◆ Supplied data ◆
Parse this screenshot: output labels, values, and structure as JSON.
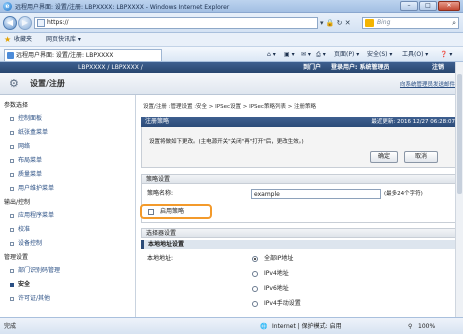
{
  "window": {
    "title": "远程用户界面: 设置/注册: LBPXXXX: LBPXXXX - Windows Internet Explorer",
    "min": "–",
    "max": "□",
    "close": "✕"
  },
  "browser": {
    "back": "◀",
    "forward": "▶",
    "url": "https://",
    "url_tools": "▾ 🔒 ↻ ✕",
    "search_placeholder": "Bing",
    "search_icon": "⌕",
    "favorites_label": "收藏夹",
    "suggested_sites": "网页快讯库 ▾",
    "tab_title": "远程用户界面: 设置/注册: LBPXXXX",
    "cmd_home": "⌂ ▾",
    "cmd_feeds": "▣ ▾",
    "cmd_mail": "✉ ▾",
    "cmd_print": "⎙ ▾",
    "cmd_page": "页面(P) ▾",
    "cmd_safety": "安全(S) ▾",
    "cmd_tools": "工具(O) ▾",
    "cmd_help": "❓ ▾"
  },
  "ui": {
    "device_name": "LBPXXXX / LBPXXXX /",
    "portal_link": "到门户",
    "login_user": "登录用户: 系统管理员",
    "logout_link": "注销",
    "page_title": "设置/注册",
    "admin_mail_link": "向系统管理员发送邮件"
  },
  "sidebar": {
    "sections": [
      {
        "label": "参数选择",
        "items": [
          "控制面板",
          "纸张盒菜单",
          "网络",
          "布局菜单",
          "质量菜单",
          "用户维护菜单"
        ]
      },
      {
        "label": "输出/控制",
        "items": [
          "应用程序菜单",
          "校准",
          "设备控制"
        ]
      },
      {
        "label": "管理设置",
        "items": [
          "部门识别码管理",
          "安全",
          "许可证/其他"
        ]
      }
    ],
    "active_item": "安全"
  },
  "main": {
    "breadcrumb": "设置/注册 :管理设置 :安全 > IPSec设置 > IPSec策略列表 > 注册策略",
    "panel_title": "注册策略",
    "last_updated": "最近更新: 2016 12/27 06:28:07",
    "notice": "设置将做如下更改。(主电源开关\"关闭\"再\"打开\"后，更改生效。)",
    "ok_button": "确定",
    "cancel_button": "取消",
    "policy_section": "策略设置",
    "policy_name_label": "策略名称:",
    "policy_name_value": "example",
    "policy_name_hint": "(最多24个字符)",
    "enable_policy_label": "启用策略",
    "selector_section": "选择器设置",
    "local_address_section": "本地地址设置",
    "local_address_label": "本地地址:",
    "local_address_options": [
      "全部IP地址",
      "IPv4地址",
      "IPv6地址",
      "IPv4手动设置"
    ],
    "local_address_selected": 0
  },
  "status": {
    "left": "完成",
    "zone": "Internet | 保护模式: 启用",
    "zoom": "100%"
  }
}
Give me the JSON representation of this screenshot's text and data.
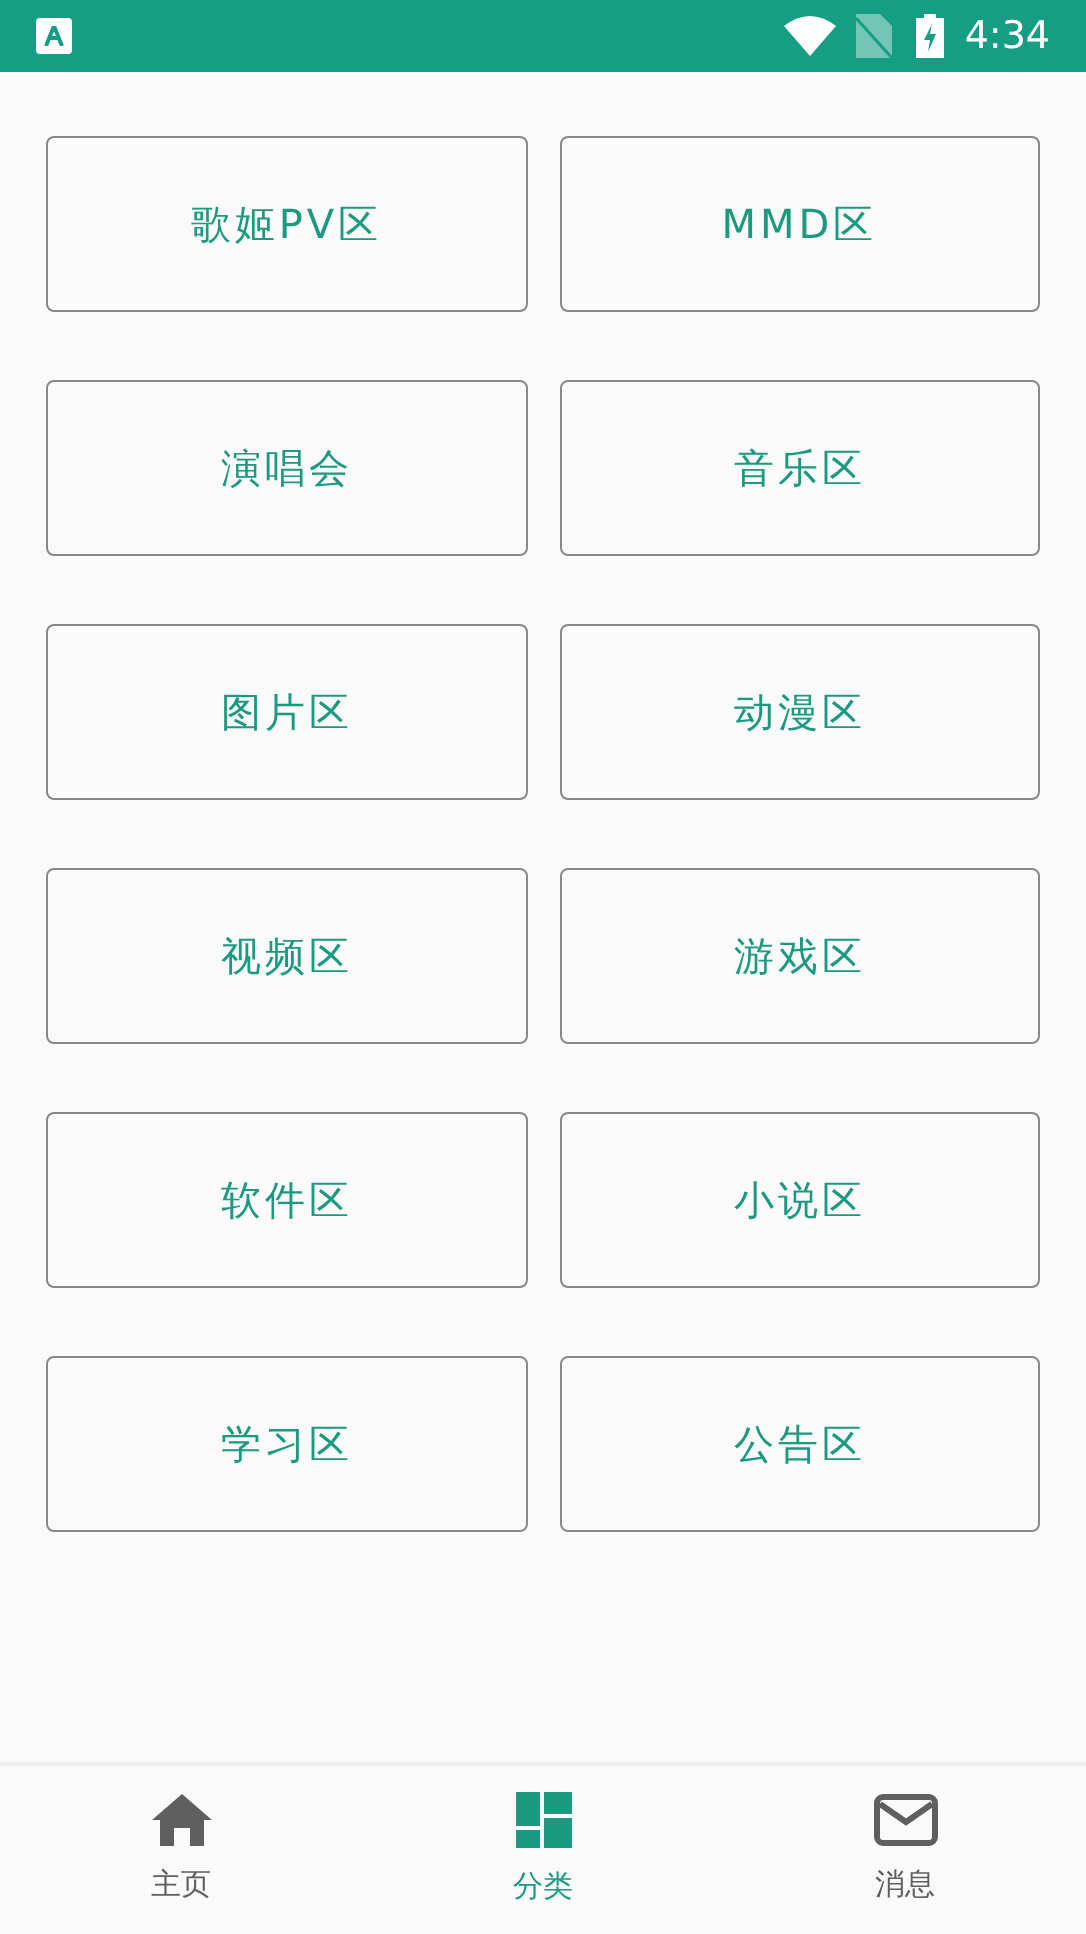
{
  "status_bar": {
    "time": "4:34"
  },
  "categories": [
    {
      "label": "歌姬PV区"
    },
    {
      "label": "MMD区"
    },
    {
      "label": "演唱会"
    },
    {
      "label": "音乐区"
    },
    {
      "label": "图片区"
    },
    {
      "label": "动漫区"
    },
    {
      "label": "视频区"
    },
    {
      "label": "游戏区"
    },
    {
      "label": "软件区"
    },
    {
      "label": "小说区"
    },
    {
      "label": "学习区"
    },
    {
      "label": "公告区"
    }
  ],
  "bottom_nav": [
    {
      "kind": "home",
      "label": "主页",
      "selected": false
    },
    {
      "kind": "category",
      "label": "分类",
      "selected": true
    },
    {
      "kind": "message",
      "label": "消息",
      "selected": false
    }
  ]
}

◆ Work to complete ◆
Omitting all images, print the listing exactly.

◆ Answer for this exercise ◆
Parse this screenshot: output labels, values, and structure as JSON.
{
  "window": {
    "title": "远程用户界面: 设置/注册: LBPXXXX: LBPXXXX - Windows Internet Explorer",
    "min": "–",
    "max": "□",
    "close": "✕"
  },
  "browser": {
    "back": "◀",
    "forward": "▶",
    "url": "https://",
    "url_tools": "▾ 🔒 ↻ ✕",
    "search_placeholder": "Bing",
    "search_icon": "⌕",
    "favorites_label": "收藏夹",
    "suggested_sites": "网页快讯库 ▾",
    "tab_title": "远程用户界面: 设置/注册: LBPXXXX",
    "cmd_home": "⌂ ▾",
    "cmd_feeds": "▣ ▾",
    "cmd_mail": "✉ ▾",
    "cmd_print": "⎙ ▾",
    "cmd_page": "页面(P) ▾",
    "cmd_safety": "安全(S) ▾",
    "cmd_tools": "工具(O) ▾",
    "cmd_help": "❓ ▾"
  },
  "ui": {
    "device_name": "LBPXXXX / LBPXXXX /",
    "portal_link": "到门户",
    "login_user": "登录用户: 系统管理员",
    "logout_link": "注销",
    "page_title": "设置/注册",
    "admin_mail_link": "向系统管理员发送邮件"
  },
  "sidebar": {
    "sections": [
      {
        "label": "参数选择",
        "items": [
          "控制面板",
          "纸张盒菜单",
          "网络",
          "布局菜单",
          "质量菜单",
          "用户维护菜单"
        ]
      },
      {
        "label": "输出/控制",
        "items": [
          "应用程序菜单",
          "校准",
          "设备控制"
        ]
      },
      {
        "label": "管理设置",
        "items": [
          "部门识别码管理",
          "安全",
          "许可证/其他"
        ]
      }
    ],
    "active_item": "安全"
  },
  "main": {
    "breadcrumb": "设置/注册 :管理设置 :安全 > IPSec设置 > IPSec策略列表 > 注册策略",
    "panel_title": "注册策略",
    "last_updated": "最近更新: 2016 12/27 06:28:07",
    "notice": "设置将做如下更改。(主电源开关\"关闭\"再\"打开\"后，更改生效。)",
    "ok_button": "确定",
    "cancel_button": "取消",
    "policy_section": "策略设置",
    "policy_name_label": "策略名称:",
    "policy_name_value": "example",
    "policy_name_hint": "(最多24个字符)",
    "enable_policy_label": "启用策略",
    "selector_section": "选择器设置",
    "local_address_section": "本地地址设置",
    "local_address_label": "本地地址:",
    "local_address_options": [
      "全部IP地址",
      "IPv4地址",
      "IPv6地址",
      "IPv4手动设置"
    ],
    "local_address_selected": 0
  },
  "status": {
    "left": "完成",
    "zone": "Internet | 保护模式: 启用",
    "zoom": "100%"
  }
}
Give me the JSON representation of this screenshot's text and data.
{
  "status_bar": {
    "time": "4:34"
  },
  "categories": [
    {
      "label": "歌姬PV区"
    },
    {
      "label": "MMD区"
    },
    {
      "label": "演唱会"
    },
    {
      "label": "音乐区"
    },
    {
      "label": "图片区"
    },
    {
      "label": "动漫区"
    },
    {
      "label": "视频区"
    },
    {
      "label": "游戏区"
    },
    {
      "label": "软件区"
    },
    {
      "label": "小说区"
    },
    {
      "label": "学习区"
    },
    {
      "label": "公告区"
    }
  ],
  "bottom_nav": [
    {
      "kind": "home",
      "label": "主页",
      "selected": false
    },
    {
      "kind": "category",
      "label": "分类",
      "selected": true
    },
    {
      "kind": "message",
      "label": "消息",
      "selected": false
    }
  ]
}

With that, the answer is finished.